= STATED TASK =
Determine the number of lines in the data that include the word "yaml", and write only that number.
BEGIN
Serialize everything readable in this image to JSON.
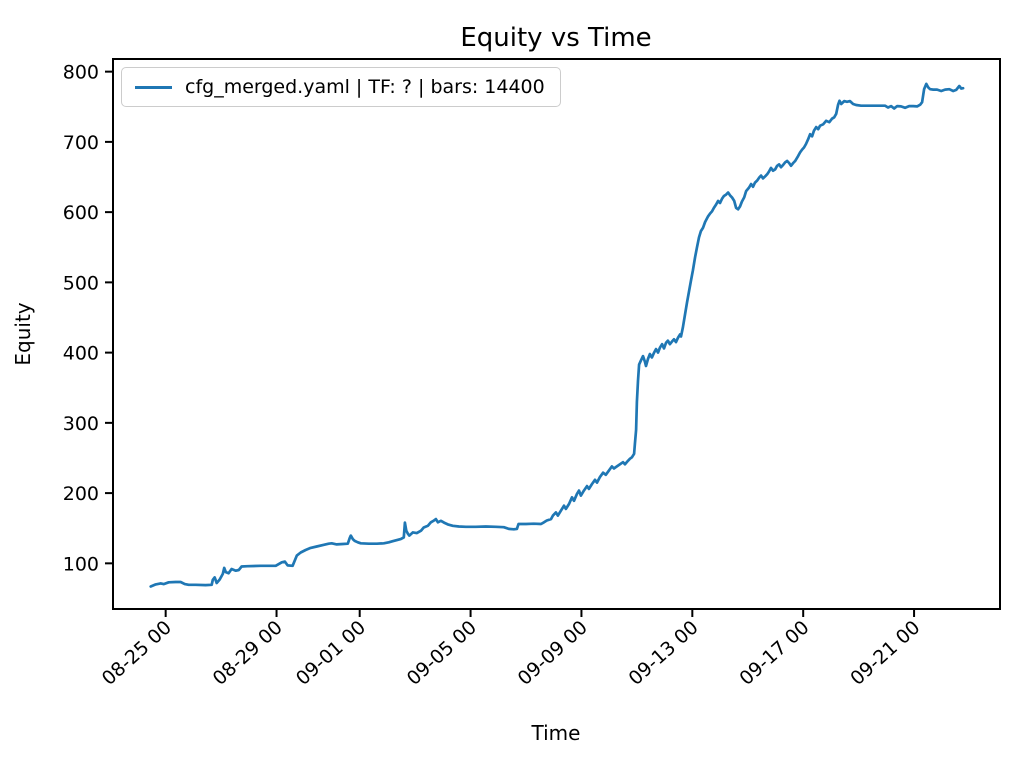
{
  "chart_data": {
    "type": "line",
    "title": "Equity vs Time",
    "xlabel": "Time",
    "ylabel": "Equity",
    "grid": false,
    "legend_position": "upper left",
    "x_unit": "days since 08-25 00:00",
    "xlim": [
      -1.9,
      30.1
    ],
    "ylim": [
      35,
      818
    ],
    "y_ticks": [
      100,
      200,
      300,
      400,
      500,
      600,
      700,
      800
    ],
    "x_ticks": [
      {
        "pos": 0,
        "label": "08-25 00"
      },
      {
        "pos": 4,
        "label": "08-29 00"
      },
      {
        "pos": 7,
        "label": "09-01 00"
      },
      {
        "pos": 11,
        "label": "09-05 00"
      },
      {
        "pos": 15,
        "label": "09-09 00"
      },
      {
        "pos": 19,
        "label": "09-13 00"
      },
      {
        "pos": 23,
        "label": "09-17 00"
      },
      {
        "pos": 27,
        "label": "09-21 00"
      }
    ],
    "series": [
      {
        "name": "cfg_merged.yaml | TF: ? | bars: 14400",
        "color": "#1f77b4",
        "bars": 14400,
        "points": [
          [
            -0.54,
            67
          ],
          [
            -0.36,
            70
          ],
          [
            -0.18,
            71.5
          ],
          [
            -0.07,
            70.5
          ],
          [
            0.11,
            73
          ],
          [
            0.36,
            73.5
          ],
          [
            0.54,
            73.5
          ],
          [
            0.69,
            70.5
          ],
          [
            0.83,
            69.5
          ],
          [
            1.08,
            69.5
          ],
          [
            1.44,
            69
          ],
          [
            1.66,
            69.5
          ],
          [
            1.7,
            76.5
          ],
          [
            1.77,
            80
          ],
          [
            1.84,
            72
          ],
          [
            1.95,
            77
          ],
          [
            2.06,
            85
          ],
          [
            2.11,
            93.5
          ],
          [
            2.17,
            87.5
          ],
          [
            2.27,
            86
          ],
          [
            2.38,
            92
          ],
          [
            2.53,
            89.5
          ],
          [
            2.64,
            90.5
          ],
          [
            2.74,
            95.5
          ],
          [
            2.96,
            96
          ],
          [
            3.43,
            96.5
          ],
          [
            3.97,
            96.5
          ],
          [
            4.19,
            101.5
          ],
          [
            4.3,
            102.5
          ],
          [
            4.4,
            97
          ],
          [
            4.58,
            96.5
          ],
          [
            4.73,
            111
          ],
          [
            4.87,
            115.5
          ],
          [
            5.05,
            119
          ],
          [
            5.23,
            122
          ],
          [
            5.45,
            124
          ],
          [
            5.67,
            126
          ],
          [
            5.88,
            128
          ],
          [
            5.99,
            128.5
          ],
          [
            6.17,
            127
          ],
          [
            6.39,
            127.5
          ],
          [
            6.57,
            128
          ],
          [
            6.64,
            136
          ],
          [
            6.68,
            139.5
          ],
          [
            6.75,
            134.5
          ],
          [
            6.82,
            132
          ],
          [
            6.93,
            130
          ],
          [
            7.04,
            128.5
          ],
          [
            7.33,
            128
          ],
          [
            7.62,
            128
          ],
          [
            7.87,
            128.5
          ],
          [
            8.05,
            130
          ],
          [
            8.19,
            131.5
          ],
          [
            8.38,
            133.5
          ],
          [
            8.48,
            134.5
          ],
          [
            8.59,
            137
          ],
          [
            8.63,
            158
          ],
          [
            8.68,
            146.5
          ],
          [
            8.74,
            142
          ],
          [
            8.79,
            139.5
          ],
          [
            8.92,
            144
          ],
          [
            9.06,
            143
          ],
          [
            9.21,
            146.5
          ],
          [
            9.31,
            151
          ],
          [
            9.46,
            153.5
          ],
          [
            9.57,
            158.5
          ],
          [
            9.68,
            161
          ],
          [
            9.75,
            163
          ],
          [
            9.82,
            158.5
          ],
          [
            9.93,
            160.5
          ],
          [
            10.04,
            158
          ],
          [
            10.18,
            155.5
          ],
          [
            10.36,
            153.5
          ],
          [
            10.58,
            152.5
          ],
          [
            10.83,
            152
          ],
          [
            11.19,
            152
          ],
          [
            11.55,
            152.5
          ],
          [
            11.91,
            152
          ],
          [
            12.2,
            151.5
          ],
          [
            12.38,
            149
          ],
          [
            12.56,
            148.5
          ],
          [
            12.67,
            149
          ],
          [
            12.73,
            156
          ],
          [
            13.0,
            156
          ],
          [
            13.28,
            156.5
          ],
          [
            13.54,
            156
          ],
          [
            13.65,
            158.5
          ],
          [
            13.75,
            161
          ],
          [
            13.9,
            163
          ],
          [
            13.97,
            168
          ],
          [
            14.08,
            172.5
          ],
          [
            14.15,
            168
          ],
          [
            14.26,
            175
          ],
          [
            14.37,
            182
          ],
          [
            14.44,
            177.5
          ],
          [
            14.55,
            184.5
          ],
          [
            14.66,
            194
          ],
          [
            14.73,
            189
          ],
          [
            14.84,
            199
          ],
          [
            14.91,
            203.5
          ],
          [
            14.98,
            196.5
          ],
          [
            15.09,
            203.5
          ],
          [
            15.2,
            210
          ],
          [
            15.27,
            206
          ],
          [
            15.38,
            213
          ],
          [
            15.49,
            219
          ],
          [
            15.56,
            215
          ],
          [
            15.67,
            223
          ],
          [
            15.78,
            229
          ],
          [
            15.88,
            226
          ],
          [
            15.99,
            232
          ],
          [
            16.1,
            238
          ],
          [
            16.17,
            235
          ],
          [
            16.28,
            238
          ],
          [
            16.39,
            241
          ],
          [
            16.5,
            244
          ],
          [
            16.57,
            241
          ],
          [
            16.68,
            246
          ],
          [
            16.75,
            249
          ],
          [
            16.82,
            251
          ],
          [
            16.9,
            256
          ],
          [
            16.93,
            270
          ],
          [
            16.97,
            290
          ],
          [
            17.0,
            330
          ],
          [
            17.04,
            360
          ],
          [
            17.08,
            383
          ],
          [
            17.15,
            389
          ],
          [
            17.22,
            395
          ],
          [
            17.29,
            387
          ],
          [
            17.33,
            381
          ],
          [
            17.4,
            391
          ],
          [
            17.47,
            398
          ],
          [
            17.54,
            393
          ],
          [
            17.62,
            400
          ],
          [
            17.69,
            405
          ],
          [
            17.76,
            400
          ],
          [
            17.83,
            407
          ],
          [
            17.91,
            412
          ],
          [
            17.98,
            406
          ],
          [
            18.05,
            414
          ],
          [
            18.12,
            417
          ],
          [
            18.19,
            412
          ],
          [
            18.27,
            416
          ],
          [
            18.34,
            419
          ],
          [
            18.41,
            415
          ],
          [
            18.48,
            421
          ],
          [
            18.56,
            426
          ],
          [
            18.59,
            423
          ],
          [
            18.66,
            436
          ],
          [
            18.74,
            455
          ],
          [
            18.81,
            472
          ],
          [
            18.88,
            487
          ],
          [
            18.95,
            502
          ],
          [
            19.02,
            517
          ],
          [
            19.1,
            536
          ],
          [
            19.17,
            550
          ],
          [
            19.24,
            564
          ],
          [
            19.31,
            573
          ],
          [
            19.39,
            578
          ],
          [
            19.46,
            586
          ],
          [
            19.57,
            594
          ],
          [
            19.64,
            598
          ],
          [
            19.71,
            601
          ],
          [
            19.78,
            606
          ],
          [
            19.86,
            611
          ],
          [
            19.93,
            616
          ],
          [
            20.0,
            613
          ],
          [
            20.07,
            619
          ],
          [
            20.14,
            623
          ],
          [
            20.22,
            625
          ],
          [
            20.29,
            628
          ],
          [
            20.36,
            624
          ],
          [
            20.43,
            621
          ],
          [
            20.51,
            616
          ],
          [
            20.58,
            606
          ],
          [
            20.65,
            604
          ],
          [
            20.72,
            608
          ],
          [
            20.79,
            615
          ],
          [
            20.87,
            621
          ],
          [
            20.94,
            630
          ],
          [
            21.05,
            635
          ],
          [
            21.12,
            640
          ],
          [
            21.19,
            636
          ],
          [
            21.26,
            642
          ],
          [
            21.34,
            645
          ],
          [
            21.41,
            649
          ],
          [
            21.48,
            652
          ],
          [
            21.55,
            648
          ],
          [
            21.63,
            651
          ],
          [
            21.7,
            654
          ],
          [
            21.77,
            658
          ],
          [
            21.84,
            663
          ],
          [
            21.91,
            659
          ],
          [
            21.99,
            661
          ],
          [
            22.06,
            666
          ],
          [
            22.13,
            668
          ],
          [
            22.2,
            664
          ],
          [
            22.27,
            667
          ],
          [
            22.35,
            671
          ],
          [
            22.42,
            673
          ],
          [
            22.49,
            670
          ],
          [
            22.56,
            666
          ],
          [
            22.64,
            670
          ],
          [
            22.71,
            673
          ],
          [
            22.82,
            680
          ],
          [
            22.89,
            685
          ],
          [
            22.96,
            689
          ],
          [
            23.03,
            692
          ],
          [
            23.1,
            697
          ],
          [
            23.18,
            704
          ],
          [
            23.25,
            711
          ],
          [
            23.32,
            708
          ],
          [
            23.39,
            716
          ],
          [
            23.47,
            721
          ],
          [
            23.54,
            718
          ],
          [
            23.61,
            723
          ],
          [
            23.72,
            725
          ],
          [
            23.83,
            730
          ],
          [
            23.94,
            728
          ],
          [
            24.04,
            733
          ],
          [
            24.12,
            735
          ],
          [
            24.19,
            740
          ],
          [
            24.26,
            753
          ],
          [
            24.31,
            758.5
          ],
          [
            24.37,
            754
          ],
          [
            24.48,
            758
          ],
          [
            24.58,
            757
          ],
          [
            24.69,
            758
          ],
          [
            24.8,
            754
          ],
          [
            24.91,
            752.5
          ],
          [
            25.09,
            751.5
          ],
          [
            25.31,
            751.5
          ],
          [
            25.52,
            751.5
          ],
          [
            25.74,
            751.5
          ],
          [
            25.96,
            751.5
          ],
          [
            26.06,
            749
          ],
          [
            26.17,
            751
          ],
          [
            26.28,
            747.5
          ],
          [
            26.39,
            751
          ],
          [
            26.53,
            750.5
          ],
          [
            26.68,
            748.5
          ],
          [
            26.82,
            751
          ],
          [
            26.97,
            751
          ],
          [
            27.11,
            750.5
          ],
          [
            27.22,
            753
          ],
          [
            27.29,
            756.5
          ],
          [
            27.36,
            775
          ],
          [
            27.44,
            782.5
          ],
          [
            27.51,
            777.5
          ],
          [
            27.58,
            775
          ],
          [
            27.69,
            774.5
          ],
          [
            27.83,
            774.5
          ],
          [
            27.98,
            772.5
          ],
          [
            28.12,
            774.5
          ],
          [
            28.27,
            775
          ],
          [
            28.41,
            772.5
          ],
          [
            28.52,
            774
          ],
          [
            28.63,
            779.5
          ],
          [
            28.7,
            776
          ],
          [
            28.77,
            776.5
          ]
        ]
      }
    ],
    "style": {
      "line_color": "#1f77b4",
      "axis_color": "#000000",
      "background": "#ffffff",
      "legend_border": "#cccccc"
    }
  },
  "legend": {
    "entries": [
      {
        "label": "cfg_merged.yaml | TF: ? | bars: 14400",
        "color": "#1f77b4"
      }
    ]
  }
}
END
= WRITTEN RESPONSE =
2